[Records that describe figures]
........

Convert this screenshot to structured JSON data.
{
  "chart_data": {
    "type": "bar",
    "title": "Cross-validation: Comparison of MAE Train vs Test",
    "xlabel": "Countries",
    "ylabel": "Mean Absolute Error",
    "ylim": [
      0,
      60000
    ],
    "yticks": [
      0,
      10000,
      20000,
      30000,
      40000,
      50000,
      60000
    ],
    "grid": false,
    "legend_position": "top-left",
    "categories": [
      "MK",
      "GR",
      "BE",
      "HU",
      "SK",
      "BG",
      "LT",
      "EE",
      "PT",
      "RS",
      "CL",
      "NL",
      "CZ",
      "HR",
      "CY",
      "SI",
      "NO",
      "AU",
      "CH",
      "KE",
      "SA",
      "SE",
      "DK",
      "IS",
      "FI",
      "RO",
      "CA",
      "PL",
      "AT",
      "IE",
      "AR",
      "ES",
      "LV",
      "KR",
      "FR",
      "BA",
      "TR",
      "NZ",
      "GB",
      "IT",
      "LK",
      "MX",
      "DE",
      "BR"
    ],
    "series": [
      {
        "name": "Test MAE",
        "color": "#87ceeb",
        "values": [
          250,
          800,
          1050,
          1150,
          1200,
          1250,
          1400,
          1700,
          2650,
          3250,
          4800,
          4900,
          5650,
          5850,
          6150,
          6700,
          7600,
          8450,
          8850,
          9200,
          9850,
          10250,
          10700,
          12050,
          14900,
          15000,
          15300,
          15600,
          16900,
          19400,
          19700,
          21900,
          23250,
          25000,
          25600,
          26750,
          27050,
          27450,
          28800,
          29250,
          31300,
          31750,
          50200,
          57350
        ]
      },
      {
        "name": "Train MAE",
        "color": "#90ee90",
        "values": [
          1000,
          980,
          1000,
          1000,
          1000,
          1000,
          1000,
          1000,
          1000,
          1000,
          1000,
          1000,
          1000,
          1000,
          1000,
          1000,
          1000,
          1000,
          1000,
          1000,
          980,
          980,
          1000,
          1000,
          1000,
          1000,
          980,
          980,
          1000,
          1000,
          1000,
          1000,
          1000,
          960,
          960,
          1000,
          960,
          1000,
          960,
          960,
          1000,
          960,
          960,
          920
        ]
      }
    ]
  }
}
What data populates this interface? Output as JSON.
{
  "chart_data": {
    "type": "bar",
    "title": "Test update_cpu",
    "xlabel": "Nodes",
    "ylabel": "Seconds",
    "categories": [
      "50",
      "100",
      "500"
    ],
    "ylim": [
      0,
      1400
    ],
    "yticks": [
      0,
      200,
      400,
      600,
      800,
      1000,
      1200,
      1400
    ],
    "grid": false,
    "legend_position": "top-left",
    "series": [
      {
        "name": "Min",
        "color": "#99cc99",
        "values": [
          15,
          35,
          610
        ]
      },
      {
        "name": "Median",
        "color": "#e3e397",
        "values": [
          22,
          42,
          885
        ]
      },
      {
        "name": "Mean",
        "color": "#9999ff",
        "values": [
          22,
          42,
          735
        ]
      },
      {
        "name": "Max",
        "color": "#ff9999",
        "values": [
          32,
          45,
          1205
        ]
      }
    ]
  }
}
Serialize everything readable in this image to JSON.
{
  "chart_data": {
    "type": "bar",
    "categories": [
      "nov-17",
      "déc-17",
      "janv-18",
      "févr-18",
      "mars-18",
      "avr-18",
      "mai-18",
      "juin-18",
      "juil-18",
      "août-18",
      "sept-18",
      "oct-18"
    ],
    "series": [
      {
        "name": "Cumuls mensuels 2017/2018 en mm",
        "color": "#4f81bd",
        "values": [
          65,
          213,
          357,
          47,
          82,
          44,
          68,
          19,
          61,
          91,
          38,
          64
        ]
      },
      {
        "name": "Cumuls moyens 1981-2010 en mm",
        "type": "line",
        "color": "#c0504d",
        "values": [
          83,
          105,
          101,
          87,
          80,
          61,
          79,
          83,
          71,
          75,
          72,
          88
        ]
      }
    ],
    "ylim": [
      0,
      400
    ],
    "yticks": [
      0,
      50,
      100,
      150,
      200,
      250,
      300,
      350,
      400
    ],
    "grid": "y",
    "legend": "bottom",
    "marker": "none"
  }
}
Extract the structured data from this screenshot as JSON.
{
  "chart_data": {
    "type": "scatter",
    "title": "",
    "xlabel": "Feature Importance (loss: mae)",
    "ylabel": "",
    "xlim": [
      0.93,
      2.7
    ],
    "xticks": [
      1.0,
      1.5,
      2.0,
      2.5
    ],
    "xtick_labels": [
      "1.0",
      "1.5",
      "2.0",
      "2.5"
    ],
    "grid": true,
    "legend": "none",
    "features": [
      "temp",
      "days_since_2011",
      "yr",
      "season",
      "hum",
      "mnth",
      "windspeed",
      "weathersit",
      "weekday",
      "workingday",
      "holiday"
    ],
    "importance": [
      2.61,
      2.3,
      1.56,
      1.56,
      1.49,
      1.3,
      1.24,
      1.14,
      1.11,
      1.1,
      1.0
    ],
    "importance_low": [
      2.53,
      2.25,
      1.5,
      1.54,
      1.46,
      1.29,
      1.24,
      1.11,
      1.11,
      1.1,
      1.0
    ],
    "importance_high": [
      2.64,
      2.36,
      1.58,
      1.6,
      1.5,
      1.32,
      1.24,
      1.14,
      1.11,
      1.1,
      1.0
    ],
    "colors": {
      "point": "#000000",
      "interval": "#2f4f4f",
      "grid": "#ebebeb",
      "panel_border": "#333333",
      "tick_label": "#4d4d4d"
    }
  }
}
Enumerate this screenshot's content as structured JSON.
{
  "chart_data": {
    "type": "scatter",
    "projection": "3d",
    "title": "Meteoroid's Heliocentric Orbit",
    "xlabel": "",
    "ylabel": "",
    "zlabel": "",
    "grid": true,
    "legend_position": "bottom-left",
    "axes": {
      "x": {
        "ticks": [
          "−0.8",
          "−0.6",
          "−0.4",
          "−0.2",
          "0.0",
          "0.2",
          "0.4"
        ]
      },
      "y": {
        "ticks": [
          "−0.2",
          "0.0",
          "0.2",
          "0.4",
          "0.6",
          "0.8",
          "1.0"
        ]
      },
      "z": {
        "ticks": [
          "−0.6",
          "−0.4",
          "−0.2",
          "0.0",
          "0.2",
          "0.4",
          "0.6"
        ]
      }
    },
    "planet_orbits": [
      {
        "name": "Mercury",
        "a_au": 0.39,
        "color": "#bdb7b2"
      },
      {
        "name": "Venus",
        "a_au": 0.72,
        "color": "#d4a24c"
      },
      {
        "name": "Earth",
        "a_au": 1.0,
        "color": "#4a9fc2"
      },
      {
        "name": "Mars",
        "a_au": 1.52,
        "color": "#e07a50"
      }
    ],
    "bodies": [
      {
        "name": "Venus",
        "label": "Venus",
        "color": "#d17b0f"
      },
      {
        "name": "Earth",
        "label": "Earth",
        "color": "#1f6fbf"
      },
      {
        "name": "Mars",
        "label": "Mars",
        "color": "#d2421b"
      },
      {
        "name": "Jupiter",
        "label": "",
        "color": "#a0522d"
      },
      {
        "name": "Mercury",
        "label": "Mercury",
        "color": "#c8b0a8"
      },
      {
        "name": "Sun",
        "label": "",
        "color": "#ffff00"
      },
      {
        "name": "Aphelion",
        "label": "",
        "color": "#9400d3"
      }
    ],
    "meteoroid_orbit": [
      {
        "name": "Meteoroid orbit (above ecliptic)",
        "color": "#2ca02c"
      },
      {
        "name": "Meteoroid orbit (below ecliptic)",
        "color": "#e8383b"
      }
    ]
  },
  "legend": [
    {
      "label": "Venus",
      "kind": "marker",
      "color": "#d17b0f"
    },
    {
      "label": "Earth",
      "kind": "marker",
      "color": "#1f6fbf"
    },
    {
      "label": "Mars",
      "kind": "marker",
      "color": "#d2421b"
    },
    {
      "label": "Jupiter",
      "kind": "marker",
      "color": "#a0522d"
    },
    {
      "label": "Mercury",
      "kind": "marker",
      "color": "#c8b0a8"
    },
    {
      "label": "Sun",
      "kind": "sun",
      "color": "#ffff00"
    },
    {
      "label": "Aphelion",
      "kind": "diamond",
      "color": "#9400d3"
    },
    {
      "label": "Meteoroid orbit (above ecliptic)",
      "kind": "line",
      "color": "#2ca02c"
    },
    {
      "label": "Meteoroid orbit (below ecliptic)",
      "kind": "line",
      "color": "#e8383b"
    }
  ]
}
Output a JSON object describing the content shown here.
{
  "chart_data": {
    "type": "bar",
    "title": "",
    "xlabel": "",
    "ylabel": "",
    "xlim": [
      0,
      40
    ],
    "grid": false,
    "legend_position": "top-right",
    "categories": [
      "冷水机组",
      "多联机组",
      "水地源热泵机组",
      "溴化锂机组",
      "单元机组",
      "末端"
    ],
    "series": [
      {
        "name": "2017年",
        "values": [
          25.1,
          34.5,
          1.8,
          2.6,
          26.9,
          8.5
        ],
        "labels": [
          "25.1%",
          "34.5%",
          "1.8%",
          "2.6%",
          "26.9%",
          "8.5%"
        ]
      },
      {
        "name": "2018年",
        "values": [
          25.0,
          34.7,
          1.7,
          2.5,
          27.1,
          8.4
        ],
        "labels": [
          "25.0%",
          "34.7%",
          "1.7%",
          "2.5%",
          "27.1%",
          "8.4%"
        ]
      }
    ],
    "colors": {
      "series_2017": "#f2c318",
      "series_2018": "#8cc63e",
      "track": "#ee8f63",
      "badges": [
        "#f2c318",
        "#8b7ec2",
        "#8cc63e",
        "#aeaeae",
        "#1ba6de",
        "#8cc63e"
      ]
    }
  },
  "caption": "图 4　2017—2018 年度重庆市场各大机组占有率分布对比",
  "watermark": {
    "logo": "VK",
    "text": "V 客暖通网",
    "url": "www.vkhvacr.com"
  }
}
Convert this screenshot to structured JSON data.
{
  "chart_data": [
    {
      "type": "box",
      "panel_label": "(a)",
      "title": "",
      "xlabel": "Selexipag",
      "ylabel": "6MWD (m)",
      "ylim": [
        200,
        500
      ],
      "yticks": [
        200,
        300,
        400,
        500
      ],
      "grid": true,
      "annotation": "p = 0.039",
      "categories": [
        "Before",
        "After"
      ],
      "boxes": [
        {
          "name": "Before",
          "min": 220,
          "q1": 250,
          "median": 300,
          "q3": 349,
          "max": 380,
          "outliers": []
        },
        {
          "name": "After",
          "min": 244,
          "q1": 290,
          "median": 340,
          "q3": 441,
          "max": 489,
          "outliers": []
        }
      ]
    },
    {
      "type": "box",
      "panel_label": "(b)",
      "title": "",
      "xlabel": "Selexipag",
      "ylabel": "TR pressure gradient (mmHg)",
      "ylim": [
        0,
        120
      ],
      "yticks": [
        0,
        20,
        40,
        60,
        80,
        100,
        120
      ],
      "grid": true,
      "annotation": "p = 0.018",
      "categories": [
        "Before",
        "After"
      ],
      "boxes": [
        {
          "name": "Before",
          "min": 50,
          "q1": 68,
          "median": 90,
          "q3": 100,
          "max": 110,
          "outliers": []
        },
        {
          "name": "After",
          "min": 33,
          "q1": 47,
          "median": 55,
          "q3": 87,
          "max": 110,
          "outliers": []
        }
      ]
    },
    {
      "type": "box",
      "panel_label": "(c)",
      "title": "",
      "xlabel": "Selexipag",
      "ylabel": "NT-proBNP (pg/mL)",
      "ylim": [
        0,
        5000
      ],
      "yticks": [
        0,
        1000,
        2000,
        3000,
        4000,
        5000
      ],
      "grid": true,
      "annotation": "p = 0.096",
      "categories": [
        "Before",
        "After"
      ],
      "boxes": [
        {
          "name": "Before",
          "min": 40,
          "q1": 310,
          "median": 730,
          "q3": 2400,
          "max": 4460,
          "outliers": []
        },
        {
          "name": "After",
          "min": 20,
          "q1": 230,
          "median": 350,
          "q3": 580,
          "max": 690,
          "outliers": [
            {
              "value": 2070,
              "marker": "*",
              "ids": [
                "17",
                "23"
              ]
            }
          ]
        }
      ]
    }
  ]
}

........

In the listing above, find the lines holding the word "ecliptic" and copy them.

**Response:**
        "name": "Meteoroid orbit (above ecliptic)",
        "name": "Meteoroid orbit (below ecliptic)",
      "label": "Meteoroid orbit (above ecliptic)",
      "label": "Meteoroid orbit (below ecliptic)",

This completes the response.